# TASK BRIEF:
Reproduce exactly the line with "Decode this image" and every line that follows it below, up to and including the last one. Do not include pictures or anything else.

# PROVIDED RECORDS:

☆ ☆ ☆ ☆

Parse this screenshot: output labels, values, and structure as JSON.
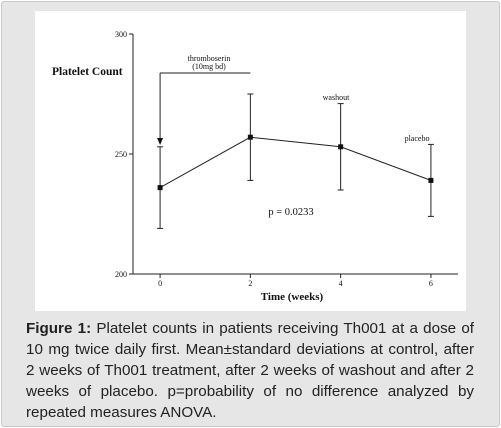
{
  "chart_data": {
    "type": "line",
    "title": "Platelet Count",
    "xlabel": "Time (weeks)",
    "ylabel": "",
    "x": [
      0,
      2,
      4,
      6
    ],
    "xticks": [
      "0",
      "2",
      "4",
      "6"
    ],
    "xlim": [
      -0.6,
      6.6
    ],
    "yticks": [
      "200",
      "250",
      "300"
    ],
    "ylim": [
      200,
      300
    ],
    "grid": false,
    "series": [
      {
        "values": [
          236,
          257,
          253,
          239
        ],
        "error": [
          17,
          18,
          18,
          15
        ]
      }
    ],
    "annotations": {
      "thromboserin_line1": "thromboserin",
      "thromboserin_line2": "(10mg bd)",
      "washout": "washout",
      "placebo": "placebo",
      "pvalue": "p = 0.0233"
    }
  },
  "caption": {
    "label": "Figure 1:",
    "text": " Platelet counts in patients receiving Th001 at a dose of 10 mg twice daily first. Mean±standard deviations at control, after 2 weeks of Th001 treatment, after 2 weeks of washout and after 2 weeks of placebo. p=probability of no difference analyzed by repeated measures ANOVA."
  }
}
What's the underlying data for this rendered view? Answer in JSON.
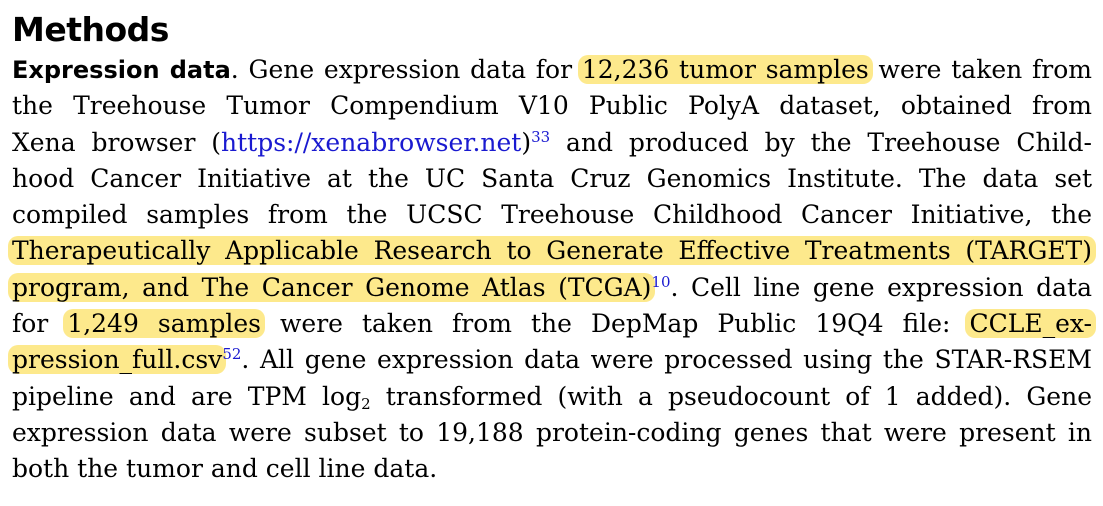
{
  "section_heading": "Methods",
  "subsection": {
    "title": "Expression data",
    "title_period": "."
  },
  "lines": {
    "l1_a": " Gene expression data for ",
    "l1_hl": "12,236 tumor samples",
    "l1_b": " were taken from",
    "l2": "the Treehouse Tumor Compendium V10 Public PolyA dataset, obtained from",
    "l3_a": "Xena browser (",
    "l3_link": "https://xenabrowser.net",
    "l3_b": ")",
    "l3_ref": "33",
    "l3_c": " and produced by the Treehouse Child-",
    "l4": "hood Cancer Initiative at the UC Santa Cruz Genomics Institute. The data set",
    "l5": "compiled samples from the UCSC Treehouse Childhood Cancer Initiative, the",
    "l6_hl": "Therapeutically Applicable Research to Generate Effective Treatments (TARGET)",
    "l7_hl": "program, and The Cancer Genome Atlas (TCGA)",
    "l7_ref": "10",
    "l7_b": ". Cell line gene expression data",
    "l8_a": "for ",
    "l8_hl1": "1,249 samples",
    "l8_b": " were taken from the DepMap Public 19Q4 file: ",
    "l8_hl2": "CCLE_ex-",
    "l9_hl": "pression_full.csv",
    "l9_ref": "52",
    "l9_b": ". All gene expression data were processed using the STAR-RSEM",
    "l10_a": "pipeline and are TPM log",
    "l10_sub": "2",
    "l10_b": " transformed (with a pseudocount of 1 added). Gene",
    "l11": "expression data were subset to 19,188 protein-coding genes that were present in",
    "l12": "both the tumor and cell line data."
  },
  "colors": {
    "highlight": "#fde98c",
    "link": "#1a1ad0",
    "text": "#000000"
  }
}
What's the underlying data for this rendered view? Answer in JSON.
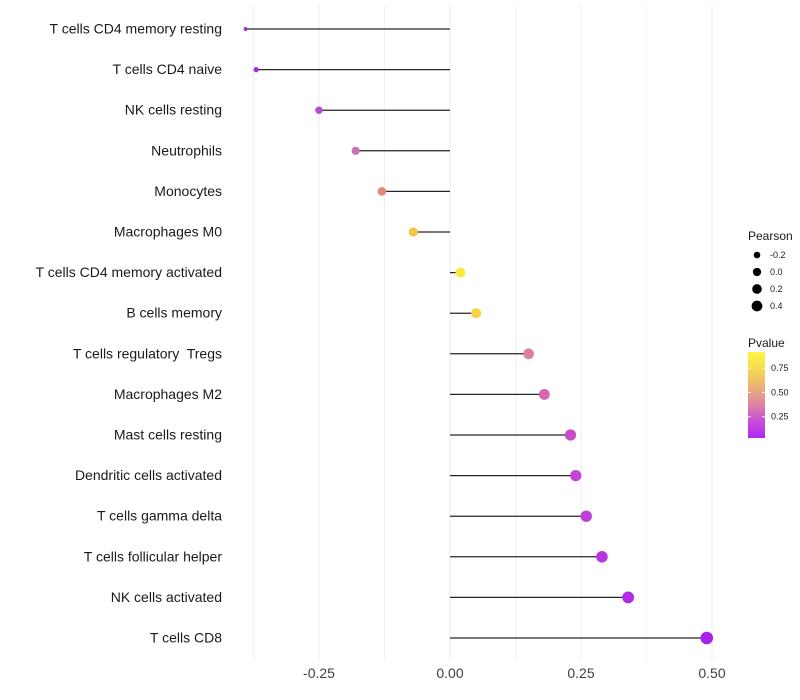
{
  "chart_data": {
    "type": "scatter",
    "style": "lollipop",
    "title": "",
    "xlabel": "",
    "ylabel": "",
    "grid": "vertical-only",
    "background": "#ffffff",
    "gridline_color": "#ececec",
    "stem_color": "#262626",
    "xlim": [
      -0.435,
      0.535
    ],
    "x_ticks": [
      -0.25,
      0.0,
      0.25,
      0.5
    ],
    "x_tick_labels": [
      "-0.25",
      "0.00",
      "0.25",
      "0.50"
    ],
    "x_minor_ticks": [
      -0.375,
      -0.125,
      0.125,
      0.375
    ],
    "rows": [
      {
        "label": "T cells CD4 memory resting",
        "pearson": -0.39,
        "pvalue": 0.05,
        "color": "#A42AE4"
      },
      {
        "label": "T cells CD4 naive",
        "pearson": -0.37,
        "pvalue": 0.07,
        "color": "#A82BE0"
      },
      {
        "label": "NK cells resting",
        "pearson": -0.25,
        "pvalue": 0.2,
        "color": "#B44CCB"
      },
      {
        "label": "Neutrophils",
        "pearson": -0.18,
        "pvalue": 0.35,
        "color": "#CB72B3"
      },
      {
        "label": "Monocytes",
        "pearson": -0.13,
        "pvalue": 0.55,
        "color": "#E08A7B"
      },
      {
        "label": "Macrophages M0",
        "pearson": -0.07,
        "pvalue": 0.75,
        "color": "#F0C64A"
      },
      {
        "label": "T cells CD4 memory activated",
        "pearson": 0.02,
        "pvalue": 0.9,
        "color": "#FAE93C"
      },
      {
        "label": "B cells memory",
        "pearson": 0.05,
        "pvalue": 0.8,
        "color": "#F4D348"
      },
      {
        "label": "T cells regulatory  Tregs",
        "pearson": 0.15,
        "pvalue": 0.45,
        "color": "#DE7F9E"
      },
      {
        "label": "Macrophages M2",
        "pearson": 0.18,
        "pvalue": 0.36,
        "color": "#D667AF"
      },
      {
        "label": "Mast cells resting",
        "pearson": 0.23,
        "pvalue": 0.25,
        "color": "#C94DC9"
      },
      {
        "label": "Dendritic cells activated",
        "pearson": 0.24,
        "pvalue": 0.22,
        "color": "#C246D3"
      },
      {
        "label": "T cells gamma delta",
        "pearson": 0.26,
        "pvalue": 0.2,
        "color": "#BE40D8"
      },
      {
        "label": "T cells follicular helper",
        "pearson": 0.29,
        "pvalue": 0.15,
        "color": "#B835DF"
      },
      {
        "label": "NK cells activated",
        "pearson": 0.34,
        "pvalue": 0.1,
        "color": "#B12AE6"
      },
      {
        "label": "T cells CD8",
        "pearson": 0.49,
        "pvalue": 0.03,
        "color": "#A722EF"
      }
    ],
    "legend_size": {
      "title": "Pearson",
      "dot_color": "#000000",
      "items": [
        {
          "label": "-0.2",
          "value": -0.2
        },
        {
          "label": "0.0",
          "value": 0.0
        },
        {
          "label": "0.2",
          "value": 0.2
        },
        {
          "label": "0.4",
          "value": 0.4
        }
      ]
    },
    "legend_color": {
      "title": "Pvalue",
      "tick_labels": [
        "0.75",
        "0.50",
        "0.25"
      ],
      "tick_values": [
        0.75,
        0.5,
        0.25
      ],
      "bar_range": [
        0.031,
        0.917
      ],
      "gradient": [
        {
          "offset": 0.0,
          "color": "#FCF53F"
        },
        {
          "offset": 0.2,
          "color": "#F6DA52"
        },
        {
          "offset": 0.45,
          "color": "#E9A87E"
        },
        {
          "offset": 0.65,
          "color": "#DA79AE"
        },
        {
          "offset": 0.8,
          "color": "#C94FD6"
        },
        {
          "offset": 1.0,
          "color": "#AE29F0"
        }
      ]
    }
  }
}
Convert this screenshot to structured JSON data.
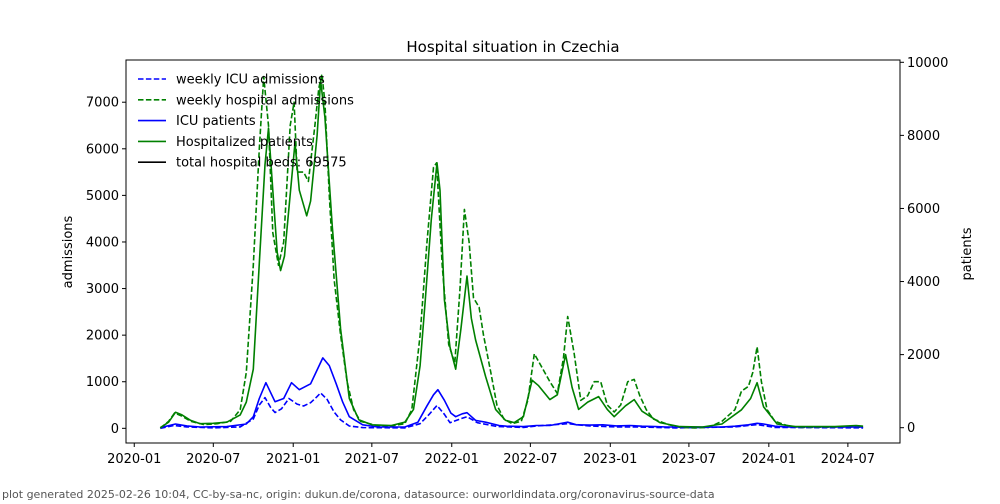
{
  "footer": "plot generated 2025-02-26 10:04, CC-by-sa-nc, origin: dukun.de/corona, datasource: ourworldindata.org/coronavirus-source-data",
  "chart_data": {
    "type": "line",
    "title": "Hospital situation in Czechia",
    "xlabel": "",
    "ylabel_left": "admissions",
    "ylabel_right": "patients",
    "xlim": [
      "2019-12-13",
      "2024-10-29"
    ],
    "ylim_left": [
      -315,
      7906
    ],
    "ylim_right": [
      -419,
      10063
    ],
    "grid": false,
    "legend_placement": "top-left",
    "x_ticks": [
      "2020-01",
      "2020-07",
      "2021-01",
      "2021-07",
      "2022-01",
      "2022-07",
      "2023-01",
      "2023-07",
      "2024-01",
      "2024-07"
    ],
    "y_ticks_left": [
      0,
      1000,
      2000,
      3000,
      4000,
      5000,
      6000,
      7000
    ],
    "y_ticks_right": [
      0,
      2000,
      4000,
      6000,
      8000,
      10000
    ],
    "legend_extra": {
      "name": "total hospital beds: 69575",
      "color": "#000000",
      "style": "solid"
    },
    "series": [
      {
        "name": "weekly ICU admissions",
        "axis": "left",
        "color": "#0000ff",
        "style": "dashed",
        "points": [
          [
            "2020-03-01",
            0
          ],
          [
            "2020-04-01",
            60
          ],
          [
            "2020-05-01",
            30
          ],
          [
            "2020-07-01",
            10
          ],
          [
            "2020-09-01",
            30
          ],
          [
            "2020-10-01",
            200
          ],
          [
            "2020-10-15",
            500
          ],
          [
            "2020-10-28",
            660
          ],
          [
            "2020-11-10",
            450
          ],
          [
            "2020-11-20",
            340
          ],
          [
            "2020-12-05",
            420
          ],
          [
            "2020-12-22",
            640
          ],
          [
            "2021-01-10",
            520
          ],
          [
            "2021-01-25",
            480
          ],
          [
            "2021-02-10",
            550
          ],
          [
            "2021-02-25",
            680
          ],
          [
            "2021-03-05",
            760
          ],
          [
            "2021-03-20",
            620
          ],
          [
            "2021-04-05",
            350
          ],
          [
            "2021-04-20",
            180
          ],
          [
            "2021-05-10",
            50
          ],
          [
            "2021-06-10",
            15
          ],
          [
            "2021-09-15",
            10
          ],
          [
            "2021-10-20",
            100
          ],
          [
            "2021-11-10",
            300
          ],
          [
            "2021-11-28",
            490
          ],
          [
            "2021-12-15",
            300
          ],
          [
            "2021-12-28",
            120
          ],
          [
            "2022-01-20",
            200
          ],
          [
            "2022-02-05",
            250
          ],
          [
            "2022-03-01",
            120
          ],
          [
            "2022-04-15",
            40
          ],
          [
            "2022-06-15",
            20
          ],
          [
            "2022-07-15",
            50
          ],
          [
            "2022-09-25",
            100
          ],
          [
            "2022-11-15",
            50
          ],
          [
            "2023-01-15",
            30
          ],
          [
            "2023-03-01",
            30
          ],
          [
            "2023-06-01",
            10
          ],
          [
            "2023-10-15",
            30
          ],
          [
            "2023-12-05",
            80
          ],
          [
            "2024-01-15",
            20
          ],
          [
            "2024-08-05",
            10
          ]
        ]
      },
      {
        "name": "weekly hospital admissions",
        "axis": "left",
        "color": "#008000",
        "style": "dashed",
        "points": [
          [
            "2020-03-01",
            0
          ],
          [
            "2020-03-20",
            150
          ],
          [
            "2020-04-03",
            330
          ],
          [
            "2020-04-20",
            260
          ],
          [
            "2020-05-10",
            150
          ],
          [
            "2020-06-10",
            80
          ],
          [
            "2020-07-10",
            100
          ],
          [
            "2020-08-10",
            150
          ],
          [
            "2020-09-01",
            400
          ],
          [
            "2020-09-15",
            1200
          ],
          [
            "2020-10-01",
            3500
          ],
          [
            "2020-10-15",
            6000
          ],
          [
            "2020-10-25",
            7550
          ],
          [
            "2020-11-05",
            6500
          ],
          [
            "2020-11-15",
            4200
          ],
          [
            "2020-11-28",
            3500
          ],
          [
            "2020-12-10",
            4000
          ],
          [
            "2020-12-25",
            6500
          ],
          [
            "2021-01-03",
            7000
          ],
          [
            "2021-01-10",
            5500
          ],
          [
            "2021-01-25",
            5500
          ],
          [
            "2021-02-05",
            5300
          ],
          [
            "2021-02-20",
            6500
          ],
          [
            "2021-03-01",
            7300
          ],
          [
            "2021-03-08",
            7600
          ],
          [
            "2021-03-15",
            7000
          ],
          [
            "2021-03-25",
            5000
          ],
          [
            "2021-04-05",
            3200
          ],
          [
            "2021-04-20",
            2000
          ],
          [
            "2021-05-05",
            1000
          ],
          [
            "2021-05-20",
            400
          ],
          [
            "2021-06-05",
            150
          ],
          [
            "2021-07-15",
            50
          ],
          [
            "2021-08-15",
            50
          ],
          [
            "2021-09-15",
            100
          ],
          [
            "2021-10-01",
            400
          ],
          [
            "2021-10-20",
            2000
          ],
          [
            "2021-11-05",
            4000
          ],
          [
            "2021-11-20",
            5600
          ],
          [
            "2021-11-27",
            5700
          ],
          [
            "2021-12-10",
            3500
          ],
          [
            "2021-12-25",
            1800
          ],
          [
            "2022-01-08",
            1400
          ],
          [
            "2022-01-20",
            3000
          ],
          [
            "2022-01-30",
            4700
          ],
          [
            "2022-02-10",
            4000
          ],
          [
            "2022-02-20",
            2800
          ],
          [
            "2022-03-05",
            2600
          ],
          [
            "2022-03-15",
            2000
          ],
          [
            "2022-04-01",
            1200
          ],
          [
            "2022-04-15",
            500
          ],
          [
            "2022-05-01",
            200
          ],
          [
            "2022-05-20",
            100
          ],
          [
            "2022-06-10",
            150
          ],
          [
            "2022-06-25",
            600
          ],
          [
            "2022-07-10",
            1600
          ],
          [
            "2022-07-25",
            1350
          ],
          [
            "2022-08-15",
            1000
          ],
          [
            "2022-09-01",
            750
          ],
          [
            "2022-09-15",
            1500
          ],
          [
            "2022-09-25",
            2400
          ],
          [
            "2022-10-10",
            1600
          ],
          [
            "2022-10-25",
            600
          ],
          [
            "2022-11-10",
            700
          ],
          [
            "2022-11-25",
            1000
          ],
          [
            "2022-12-10",
            1000
          ],
          [
            "2022-12-25",
            500
          ],
          [
            "2023-01-10",
            350
          ],
          [
            "2023-01-25",
            500
          ],
          [
            "2023-02-10",
            1000
          ],
          [
            "2023-02-25",
            1050
          ],
          [
            "2023-03-10",
            700
          ],
          [
            "2023-03-25",
            400
          ],
          [
            "2023-04-10",
            200
          ],
          [
            "2023-05-15",
            80
          ],
          [
            "2023-06-10",
            20
          ],
          [
            "2023-07-15",
            10
          ],
          [
            "2023-08-15",
            20
          ],
          [
            "2023-09-15",
            150
          ],
          [
            "2023-10-15",
            400
          ],
          [
            "2023-10-30",
            800
          ],
          [
            "2023-11-15",
            900
          ],
          [
            "2023-11-25",
            1200
          ],
          [
            "2023-12-05",
            1750
          ],
          [
            "2023-12-15",
            1000
          ],
          [
            "2023-12-28",
            400
          ],
          [
            "2024-01-15",
            150
          ],
          [
            "2024-02-15",
            50
          ],
          [
            "2024-03-15",
            20
          ],
          [
            "2024-07-15",
            30
          ],
          [
            "2024-08-05",
            20
          ]
        ]
      },
      {
        "name": "ICU patients",
        "axis": "right",
        "color": "#0000ff",
        "style": "solid",
        "points": [
          [
            "2020-03-01",
            0
          ],
          [
            "2020-04-05",
            100
          ],
          [
            "2020-05-01",
            50
          ],
          [
            "2020-06-01",
            20
          ],
          [
            "2020-08-01",
            30
          ],
          [
            "2020-09-15",
            100
          ],
          [
            "2020-10-01",
            300
          ],
          [
            "2020-10-15",
            800
          ],
          [
            "2020-10-30",
            1230
          ],
          [
            "2020-11-20",
            710
          ],
          [
            "2020-12-10",
            800
          ],
          [
            "2020-12-28",
            1230
          ],
          [
            "2021-01-15",
            1040
          ],
          [
            "2021-02-10",
            1200
          ],
          [
            "2021-03-10",
            1910
          ],
          [
            "2021-03-25",
            1700
          ],
          [
            "2021-04-10",
            1200
          ],
          [
            "2021-04-25",
            700
          ],
          [
            "2021-05-10",
            300
          ],
          [
            "2021-06-10",
            80
          ],
          [
            "2021-07-15",
            20
          ],
          [
            "2021-09-15",
            20
          ],
          [
            "2021-10-15",
            150
          ],
          [
            "2021-11-05",
            600
          ],
          [
            "2021-11-20",
            900
          ],
          [
            "2021-11-30",
            1040
          ],
          [
            "2021-12-15",
            750
          ],
          [
            "2021-12-30",
            400
          ],
          [
            "2022-01-10",
            300
          ],
          [
            "2022-01-25",
            380
          ],
          [
            "2022-02-05",
            410
          ],
          [
            "2022-02-25",
            200
          ],
          [
            "2022-03-20",
            150
          ],
          [
            "2022-04-20",
            60
          ],
          [
            "2022-05-07",
            40
          ],
          [
            "2022-06-15",
            30
          ],
          [
            "2022-07-15",
            60
          ],
          [
            "2022-08-15",
            60
          ],
          [
            "2022-09-25",
            150
          ],
          [
            "2022-10-15",
            80
          ],
          [
            "2022-11-15",
            70
          ],
          [
            "2022-12-15",
            80
          ],
          [
            "2023-01-15",
            50
          ],
          [
            "2023-02-15",
            60
          ],
          [
            "2023-03-15",
            40
          ],
          [
            "2023-04-15",
            30
          ],
          [
            "2023-05-10",
            20
          ],
          [
            "2023-09-15",
            15
          ],
          [
            "2023-10-15",
            40
          ],
          [
            "2023-11-15",
            80
          ],
          [
            "2023-12-05",
            120
          ],
          [
            "2023-12-20",
            100
          ],
          [
            "2024-01-15",
            40
          ],
          [
            "2024-02-15",
            20
          ],
          [
            "2024-08-05",
            20
          ]
        ]
      },
      {
        "name": "Hospitalized patients",
        "axis": "right",
        "color": "#008000",
        "style": "solid",
        "points": [
          [
            "2020-03-01",
            0
          ],
          [
            "2020-03-20",
            150
          ],
          [
            "2020-04-05",
            420
          ],
          [
            "2020-04-20",
            350
          ],
          [
            "2020-05-10",
            200
          ],
          [
            "2020-06-01",
            110
          ],
          [
            "2020-07-01",
            120
          ],
          [
            "2020-08-01",
            150
          ],
          [
            "2020-09-01",
            350
          ],
          [
            "2020-09-15",
            700
          ],
          [
            "2020-10-01",
            1600
          ],
          [
            "2020-10-15",
            4500
          ],
          [
            "2020-10-28",
            7200
          ],
          [
            "2020-11-05",
            8200
          ],
          [
            "2020-11-15",
            6500
          ],
          [
            "2020-11-25",
            4800
          ],
          [
            "2020-12-03",
            4300
          ],
          [
            "2020-12-12",
            4700
          ],
          [
            "2020-12-22",
            6000
          ],
          [
            "2021-01-05",
            7800
          ],
          [
            "2021-01-15",
            6500
          ],
          [
            "2021-02-01",
            5800
          ],
          [
            "2021-02-10",
            6200
          ],
          [
            "2021-02-25",
            8000
          ],
          [
            "2021-03-05",
            9500
          ],
          [
            "2021-03-15",
            8500
          ],
          [
            "2021-04-01",
            5500
          ],
          [
            "2021-04-20",
            2700
          ],
          [
            "2021-05-10",
            800
          ],
          [
            "2021-06-01",
            220
          ],
          [
            "2021-07-01",
            80
          ],
          [
            "2021-08-15",
            60
          ],
          [
            "2021-09-15",
            150
          ],
          [
            "2021-10-05",
            500
          ],
          [
            "2021-10-20",
            1700
          ],
          [
            "2021-11-01",
            3500
          ],
          [
            "2021-11-15",
            5700
          ],
          [
            "2021-11-28",
            7250
          ],
          [
            "2021-12-05",
            6500
          ],
          [
            "2021-12-15",
            3500
          ],
          [
            "2021-12-28",
            2200
          ],
          [
            "2022-01-10",
            1600
          ],
          [
            "2022-01-22",
            2700
          ],
          [
            "2022-02-05",
            4150
          ],
          [
            "2022-02-15",
            3000
          ],
          [
            "2022-02-25",
            2400
          ],
          [
            "2022-03-20",
            1400
          ],
          [
            "2022-04-12",
            500
          ],
          [
            "2022-05-05",
            200
          ],
          [
            "2022-05-25",
            140
          ],
          [
            "2022-06-15",
            300
          ],
          [
            "2022-07-05",
            1300
          ],
          [
            "2022-07-20",
            1150
          ],
          [
            "2022-08-15",
            770
          ],
          [
            "2022-09-01",
            900
          ],
          [
            "2022-09-20",
            2000
          ],
          [
            "2022-10-05",
            1100
          ],
          [
            "2022-10-20",
            500
          ],
          [
            "2022-11-10",
            700
          ],
          [
            "2022-12-05",
            850
          ],
          [
            "2022-12-25",
            500
          ],
          [
            "2023-01-10",
            300
          ],
          [
            "2023-02-05",
            600
          ],
          [
            "2023-02-25",
            770
          ],
          [
            "2023-03-15",
            450
          ],
          [
            "2023-04-25",
            140
          ],
          [
            "2023-06-10",
            30
          ],
          [
            "2023-08-01",
            20
          ],
          [
            "2023-09-15",
            100
          ],
          [
            "2023-10-30",
            490
          ],
          [
            "2023-11-20",
            800
          ],
          [
            "2023-12-05",
            1230
          ],
          [
            "2023-12-20",
            570
          ],
          [
            "2024-01-20",
            100
          ],
          [
            "2024-03-01",
            30
          ],
          [
            "2024-06-01",
            30
          ],
          [
            "2024-07-20",
            60
          ],
          [
            "2024-08-05",
            40
          ]
        ]
      }
    ]
  }
}
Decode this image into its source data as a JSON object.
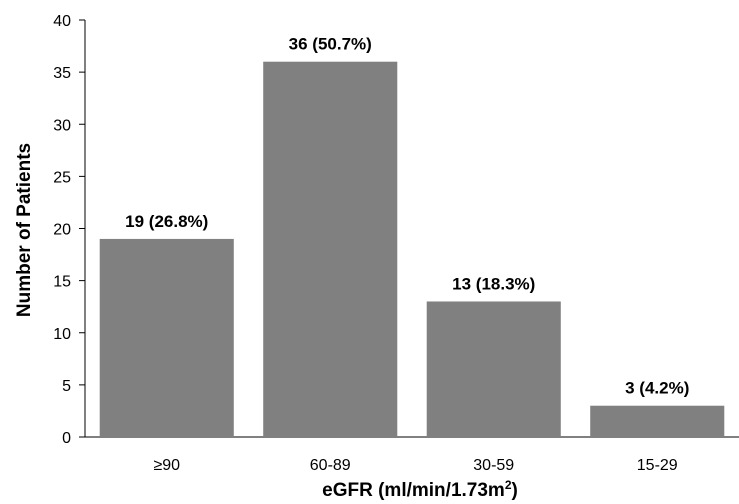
{
  "chart_data": {
    "type": "bar",
    "categories": [
      "≥90",
      "60-89",
      "30-59",
      "15-29"
    ],
    "values": [
      19,
      36,
      13,
      3
    ],
    "data_labels": [
      "19 (26.8%)",
      "36 (50.7%)",
      "13 (18.3%)",
      "3 (4.2%)"
    ],
    "title": "",
    "xlabel": "eGFR (ml/min/1.73m2)",
    "xlabel_main": "eGFR (ml/min/1.73m",
    "xlabel_sup": "2",
    "xlabel_end": ")",
    "ylabel": "Number of Patients",
    "ylim": [
      0,
      40
    ],
    "yticks": [
      0,
      5,
      10,
      15,
      20,
      25,
      30,
      35,
      40
    ],
    "bar_color": "#808080",
    "grid": false,
    "legend": "none"
  }
}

☆ ☆ ☆ ☆

# WRITTEN SOLUTION:
Decode this image into its source data as a JSON object.
{
  "chart_data": {
    "type": "bar",
    "categories": [
      "≥90",
      "60-89",
      "30-59",
      "15-29"
    ],
    "values": [
      19,
      36,
      13,
      3
    ],
    "data_labels": [
      "19 (26.8%)",
      "36 (50.7%)",
      "13 (18.3%)",
      "3 (4.2%)"
    ],
    "title": "",
    "xlabel": "eGFR (ml/min/1.73m2)",
    "xlabel_main": "eGFR (ml/min/1.73m",
    "xlabel_sup": "2",
    "xlabel_end": ")",
    "ylabel": "Number of Patients",
    "ylim": [
      0,
      40
    ],
    "yticks": [
      0,
      5,
      10,
      15,
      20,
      25,
      30,
      35,
      40
    ],
    "bar_color": "#808080",
    "grid": false,
    "legend": "none"
  }
}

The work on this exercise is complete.